### Supplied information
*** Begin section ***

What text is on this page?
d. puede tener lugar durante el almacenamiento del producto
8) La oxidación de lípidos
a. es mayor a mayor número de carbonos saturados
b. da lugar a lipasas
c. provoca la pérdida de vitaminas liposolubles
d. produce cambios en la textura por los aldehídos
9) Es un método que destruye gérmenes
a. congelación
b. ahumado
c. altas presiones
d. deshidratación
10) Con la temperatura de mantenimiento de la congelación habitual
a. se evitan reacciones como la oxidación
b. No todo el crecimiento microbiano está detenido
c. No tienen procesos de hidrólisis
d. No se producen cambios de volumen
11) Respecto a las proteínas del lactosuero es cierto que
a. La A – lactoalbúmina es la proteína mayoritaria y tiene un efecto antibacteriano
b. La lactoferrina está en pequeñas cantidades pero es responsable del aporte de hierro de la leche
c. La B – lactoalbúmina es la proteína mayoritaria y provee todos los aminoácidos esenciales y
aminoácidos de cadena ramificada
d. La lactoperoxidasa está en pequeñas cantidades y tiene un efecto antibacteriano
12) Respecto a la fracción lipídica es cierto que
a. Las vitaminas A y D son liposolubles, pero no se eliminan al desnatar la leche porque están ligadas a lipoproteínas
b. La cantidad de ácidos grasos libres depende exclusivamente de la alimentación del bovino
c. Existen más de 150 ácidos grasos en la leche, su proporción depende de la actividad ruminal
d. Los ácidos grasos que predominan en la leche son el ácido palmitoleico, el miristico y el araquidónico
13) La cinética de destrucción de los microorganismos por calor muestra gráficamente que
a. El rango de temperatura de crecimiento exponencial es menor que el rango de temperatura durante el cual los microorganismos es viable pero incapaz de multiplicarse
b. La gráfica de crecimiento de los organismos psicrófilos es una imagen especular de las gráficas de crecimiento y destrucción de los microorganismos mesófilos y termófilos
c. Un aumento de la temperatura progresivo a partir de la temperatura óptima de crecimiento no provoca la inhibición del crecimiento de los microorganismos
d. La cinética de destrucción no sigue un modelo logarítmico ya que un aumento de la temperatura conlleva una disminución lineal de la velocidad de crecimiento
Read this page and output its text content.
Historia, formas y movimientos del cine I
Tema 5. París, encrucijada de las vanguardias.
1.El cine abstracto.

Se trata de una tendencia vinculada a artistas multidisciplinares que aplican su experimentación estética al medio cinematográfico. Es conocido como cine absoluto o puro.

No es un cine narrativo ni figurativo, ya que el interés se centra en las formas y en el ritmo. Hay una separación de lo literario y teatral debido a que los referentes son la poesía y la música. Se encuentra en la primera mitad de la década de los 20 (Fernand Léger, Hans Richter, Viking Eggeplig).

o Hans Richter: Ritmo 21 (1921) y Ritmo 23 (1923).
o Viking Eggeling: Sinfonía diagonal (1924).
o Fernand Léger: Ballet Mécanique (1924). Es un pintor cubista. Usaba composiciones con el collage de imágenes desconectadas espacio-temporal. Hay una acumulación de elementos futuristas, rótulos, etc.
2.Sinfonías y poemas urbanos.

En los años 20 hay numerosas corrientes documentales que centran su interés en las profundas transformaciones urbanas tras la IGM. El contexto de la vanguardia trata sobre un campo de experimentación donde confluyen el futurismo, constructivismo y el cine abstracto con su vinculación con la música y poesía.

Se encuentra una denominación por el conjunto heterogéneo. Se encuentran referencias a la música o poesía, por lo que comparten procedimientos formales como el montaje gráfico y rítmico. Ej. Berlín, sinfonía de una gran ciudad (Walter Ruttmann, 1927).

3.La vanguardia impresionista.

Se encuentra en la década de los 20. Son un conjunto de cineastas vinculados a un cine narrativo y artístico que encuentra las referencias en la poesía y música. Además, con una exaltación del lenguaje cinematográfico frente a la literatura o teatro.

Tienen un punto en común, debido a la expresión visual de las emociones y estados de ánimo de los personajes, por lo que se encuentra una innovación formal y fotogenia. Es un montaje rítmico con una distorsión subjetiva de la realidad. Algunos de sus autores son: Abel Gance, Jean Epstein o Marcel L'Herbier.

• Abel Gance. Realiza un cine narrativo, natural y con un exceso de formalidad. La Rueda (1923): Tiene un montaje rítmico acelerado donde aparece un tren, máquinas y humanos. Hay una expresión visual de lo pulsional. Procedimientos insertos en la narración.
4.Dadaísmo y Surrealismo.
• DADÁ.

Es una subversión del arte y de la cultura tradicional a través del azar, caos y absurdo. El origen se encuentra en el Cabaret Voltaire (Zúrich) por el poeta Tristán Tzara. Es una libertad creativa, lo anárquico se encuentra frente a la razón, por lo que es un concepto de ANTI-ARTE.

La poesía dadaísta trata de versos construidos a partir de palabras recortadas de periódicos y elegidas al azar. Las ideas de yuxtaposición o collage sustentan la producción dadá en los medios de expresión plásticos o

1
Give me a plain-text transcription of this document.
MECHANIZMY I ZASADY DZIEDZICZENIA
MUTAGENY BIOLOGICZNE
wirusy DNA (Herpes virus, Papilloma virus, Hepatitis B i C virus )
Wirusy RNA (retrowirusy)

*** End section ***

### What you should do
Please transcribe the material above precisely as it stands.

### Solution to this exercise
What text is on this page?
d. puede tener lugar durante el almacenamiento del producto
8) La oxidación de lípidos
a. es mayor a mayor número de carbonos saturados
b. da lugar a lipasas
c. provoca la pérdida de vitaminas liposolubles
d. produce cambios en la textura por los aldehídos
9) Es un método que destruye gérmenes
a. congelación
b. ahumado
c. altas presiones
d. deshidratación
10) Con la temperatura de mantenimiento de la congelación habitual
a. se evitan reacciones como la oxidación
b. No todo el crecimiento microbiano está detenido
c. No tienen procesos de hidrólisis
d. No se producen cambios de volumen
11) Respecto a las proteínas del lactosuero es cierto que
a. La A – lactoalbúmina es la proteína mayoritaria y tiene un efecto antibacteriano
b. La lactoferrina está en pequeñas cantidades pero es responsable del aporte de hierro de la leche
c. La B – lactoalbúmina es la proteína mayoritaria y provee todos los aminoácidos esenciales y
aminoácidos de cadena ramificada
d. La lactoperoxidasa está en pequeñas cantidades y tiene un efecto antibacteriano
12) Respecto a la fracción lipídica es cierto que
a. Las vitaminas A y D son liposolubles, pero no se eliminan al desnatar la leche porque están ligadas a lipoproteínas
b. La cantidad de ácidos grasos libres depende exclusivamente de la alimentación del bovino
c. Existen más de 150 ácidos grasos en la leche, su proporción depende de la actividad ruminal
d. Los ácidos grasos que predominan en la leche son el ácido palmitoleico, el miristico y el araquidónico
13) La cinética de destrucción de los microorganismos por calor muestra gráficamente que
a. El rango de temperatura de crecimiento exponencial es menor que el rango de temperatura durante el cual los microorganismos es viable pero incapaz de multiplicarse
b. La gráfica de crecimiento de los organismos psicrófilos es una imagen especular de las gráficas de crecimiento y destrucción de los microorganismos mesófilos y termófilos
c. Un aumento de la temperatura progresivo a partir de la temperatura óptima de crecimiento no provoca la inhibición del crecimiento de los microorganismos
d. La cinética de destrucción no sigue un modelo logarítmico ya que un aumento de la temperatura conlleva una disminución lineal de la velocidad de crecimiento
Read this page and output its text content.
Historia, formas y movimientos del cine I
Tema 5. París, encrucijada de las vanguardias.
1.El cine abstracto.

Se trata de una tendencia vinculada a artistas multidisciplinares que aplican su experimentación estética al medio cinematográfico. Es conocido como cine absoluto o puro.

No es un cine narrativo ni figurativo, ya que el interés se centra en las formas y en el ritmo. Hay una separación de lo literario y teatral debido a que los referentes son la poesía y la música. Se encuentra en la primera mitad de la década de los 20 (Fernand Léger, Hans Richter, Viking Eggeplig).

o Hans Richter: Ritmo 21 (1921) y Ritmo 23 (1923).
o Viking Eggeling: Sinfonía diagonal (1924).
o Fernand Léger: Ballet Mécanique (1924). Es un pintor cubista. Usaba composiciones con el collage de imágenes desconectadas espacio-temporal. Hay una acumulación de elementos futuristas, rótulos, etc.
2.Sinfonías y poemas urbanos.

En los años 20 hay numerosas corrientes documentales que centran su interés en las profundas transformaciones urbanas tras la IGM. El contexto de la vanguardia trata sobre un campo de experimentación donde confluyen el futurismo, constructivismo y el cine abstracto con su vinculación con la música y poesía.

Se encuentra una denominación por el conjunto heterogéneo. Se encuentran referencias a la música o poesía, por lo que comparten procedimientos formales como el montaje gráfico y rítmico. Ej. Berlín, sinfonía de una gran ciudad (Walter Ruttmann, 1927).

3.La vanguardia impresionista.

Se encuentra en la década de los 20. Son un conjunto de cineastas vinculados a un cine narrativo y artístico que encuentra las referencias en la poesía y música. Además, con una exaltación del lenguaje cinematográfico frente a la literatura o teatro.

Tienen un punto en común, debido a la expresión visual de las emociones y estados de ánimo de los personajes, por lo que se encuentra una innovación formal y fotogenia. Es un montaje rítmico con una distorsión subjetiva de la realidad. Algunos de sus autores son: Abel Gance, Jean Epstein o Marcel L'Herbier.

• Abel Gance. Realiza un cine narrativo, natural y con un exceso de formalidad. La Rueda (1923): Tiene un montaje rítmico acelerado donde aparece un tren, máquinas y humanos. Hay una expresión visual de lo pulsional. Procedimientos insertos en la narración.
4.Dadaísmo y Surrealismo.
• DADÁ.

Es una subversión del arte y de la cultura tradicional a través del azar, caos y absurdo. El origen se encuentra en el Cabaret Voltaire (Zúrich) por el poeta Tristán Tzara. Es una libertad creativa, lo anárquico se encuentra frente a la razón, por lo que es un concepto de ANTI-ARTE.

La poesía dadaísta trata de versos construidos a partir de palabras recortadas de periódicos y elegidas al azar. Las ideas de yuxtaposición o collage sustentan la producción dadá en los medios de expresión plásticos o

1
Give me a plain-text transcription of this document.
MECHANIZMY I ZASADY DZIEDZICZENIA
MUTAGENY BIOLOGICZNE
wirusy DNA (Herpes virus, Papilloma virus, Hepatitis B i C virus )
Wirusy RNA (retrowirusy)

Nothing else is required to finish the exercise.